• [Materials provided]:

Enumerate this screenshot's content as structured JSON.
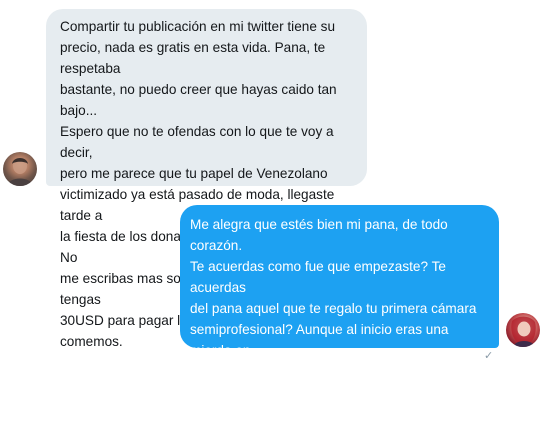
{
  "conversation": {
    "received_message": {
      "text": "Compartir tu publicación en mi twitter tiene su\nprecio, nada es gratis en esta vida. Pana, te respetaba\nbastante, no puedo creer que hayas caido tan bajo...\nEspero que no te ofendas con lo que te voy a decir,\npero me parece que tu papel de Venezolano\nvictimizado ya está pasado de moda, llegaste tarde a\nla fiesta de los donativos, mejor ponte a trabajar. No\nme escribas mas sobre esto a menos que tengas\n30USD para pagar la promo, acá tambien comemos."
    },
    "sent_message": {
      "text": "Me alegra que estés bien mi pana, de todo corazón.\nTe acuerdas como fue que empezaste? Te acuerdas\ndel pana aquel que te regalo tu primera cámara\nsemiprofesional? Aunque al inicio eras una mierda en\nla fotografía... Pero bueno, no importa, no lo hice\nesperando nada a cambio. Olvida todo esto, nunca lo\nhablamos.",
      "status_icon": "✓"
    }
  },
  "colors": {
    "received_bubble": "#e6ecf0",
    "sent_bubble": "#1da1f2",
    "received_text": "#14171a",
    "sent_text": "#ffffff",
    "status": "#8899a6"
  }
}
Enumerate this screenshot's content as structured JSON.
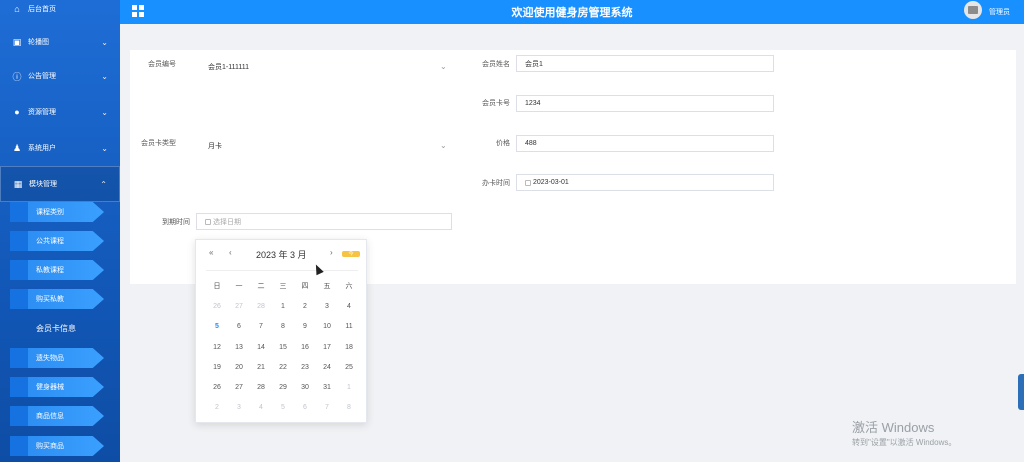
{
  "sidebar": {
    "home": "后台首页",
    "carousel": "轮播图",
    "announce": "公告管理",
    "resource": "资源管理",
    "sysuser": "系统用户",
    "module": "模块管理",
    "sub": [
      "课程类别",
      "公共课程",
      "私教课程",
      "购买私教",
      "会员卡信息",
      "遗失物品",
      "健身器械",
      "商品信息",
      "购买商品"
    ]
  },
  "header": {
    "title": "欢迎使用健身房管理系统",
    "user": "管理员"
  },
  "form": {
    "member_no_label": "会员编号",
    "member_no_value": "会员1-111111",
    "member_name_label": "会员姓名",
    "member_name_value": "会员1",
    "card_no_label": "会员卡号",
    "card_no_value": "1234",
    "card_type_label": "会员卡类型",
    "card_type_value": "月卡",
    "price_label": "价格",
    "price_value": "488",
    "issue_time_label": "办卡时间",
    "issue_time_value": "2023-03-01",
    "expire_label": "到期时间",
    "expire_placeholder": "选择日期"
  },
  "calendar": {
    "title": "2023 年  3 月",
    "prev_year": "«",
    "prev_month": "‹",
    "next_month": "›",
    "today_badge": "今",
    "weekdays": [
      "日",
      "一",
      "二",
      "三",
      "四",
      "五",
      "六"
    ],
    "weeks": [
      [
        "26",
        "27",
        "28",
        "1",
        "2",
        "3",
        "4"
      ],
      [
        "5",
        "6",
        "7",
        "8",
        "9",
        "10",
        "11"
      ],
      [
        "12",
        "13",
        "14",
        "15",
        "16",
        "17",
        "18"
      ],
      [
        "19",
        "20",
        "21",
        "22",
        "23",
        "24",
        "25"
      ],
      [
        "26",
        "27",
        "28",
        "29",
        "30",
        "31",
        "1"
      ],
      [
        "2",
        "3",
        "4",
        "5",
        "6",
        "7",
        "8"
      ]
    ]
  },
  "watermark": {
    "line1": "激活 Windows",
    "line2": "转到\"设置\"以激活 Windows。"
  }
}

• [Exercise task]:
Exclude the pictures. Write out the remaining data exactly.

• [Solution below]:
Enumerate this screenshot's content as structured JSON.
{
  "conversation": {
    "received_message": {
      "text": "Compartir tu publicación en mi twitter tiene su\nprecio, nada es gratis en esta vida. Pana, te respetaba\nbastante, no puedo creer que hayas caido tan bajo...\nEspero que no te ofendas con lo que te voy a decir,\npero me parece que tu papel de Venezolano\nvictimizado ya está pasado de moda, llegaste tarde a\nla fiesta de los donativos, mejor ponte a trabajar. No\nme escribas mas sobre esto a menos que tengas\n30USD para pagar la promo, acá tambien comemos."
    },
    "sent_message": {
      "text": "Me alegra que estés bien mi pana, de todo corazón.\nTe acuerdas como fue que empezaste? Te acuerdas\ndel pana aquel que te regalo tu primera cámara\nsemiprofesional? Aunque al inicio eras una mierda en\nla fotografía... Pero bueno, no importa, no lo hice\nesperando nada a cambio. Olvida todo esto, nunca lo\nhablamos.",
      "status_icon": "✓"
    }
  },
  "colors": {
    "received_bubble": "#e6ecf0",
    "sent_bubble": "#1da1f2",
    "received_text": "#14171a",
    "sent_text": "#ffffff",
    "status": "#8899a6"
  }
}
Enumerate this screenshot's content as structured JSON.
{
  "sidebar": {
    "home": "后台首页",
    "carousel": "轮播图",
    "announce": "公告管理",
    "resource": "资源管理",
    "sysuser": "系统用户",
    "module": "模块管理",
    "sub": [
      "课程类别",
      "公共课程",
      "私教课程",
      "购买私教",
      "会员卡信息",
      "遗失物品",
      "健身器械",
      "商品信息",
      "购买商品"
    ]
  },
  "header": {
    "title": "欢迎使用健身房管理系统",
    "user": "管理员"
  },
  "form": {
    "member_no_label": "会员编号",
    "member_no_value": "会员1-111111",
    "member_name_label": "会员姓名",
    "member_name_value": "会员1",
    "card_no_label": "会员卡号",
    "card_no_value": "1234",
    "card_type_label": "会员卡类型",
    "card_type_value": "月卡",
    "price_label": "价格",
    "price_value": "488",
    "issue_time_label": "办卡时间",
    "issue_time_value": "2023-03-01",
    "expire_label": "到期时间",
    "expire_placeholder": "选择日期"
  },
  "calendar": {
    "title": "2023 年  3 月",
    "prev_year": "«",
    "prev_month": "‹",
    "next_month": "›",
    "today_badge": "今",
    "weekdays": [
      "日",
      "一",
      "二",
      "三",
      "四",
      "五",
      "六"
    ],
    "weeks": [
      [
        "26",
        "27",
        "28",
        "1",
        "2",
        "3",
        "4"
      ],
      [
        "5",
        "6",
        "7",
        "8",
        "9",
        "10",
        "11"
      ],
      [
        "12",
        "13",
        "14",
        "15",
        "16",
        "17",
        "18"
      ],
      [
        "19",
        "20",
        "21",
        "22",
        "23",
        "24",
        "25"
      ],
      [
        "26",
        "27",
        "28",
        "29",
        "30",
        "31",
        "1"
      ],
      [
        "2",
        "3",
        "4",
        "5",
        "6",
        "7",
        "8"
      ]
    ]
  },
  "watermark": {
    "line1": "激活 Windows",
    "line2": "转到\"设置\"以激活 Windows。"
  }
}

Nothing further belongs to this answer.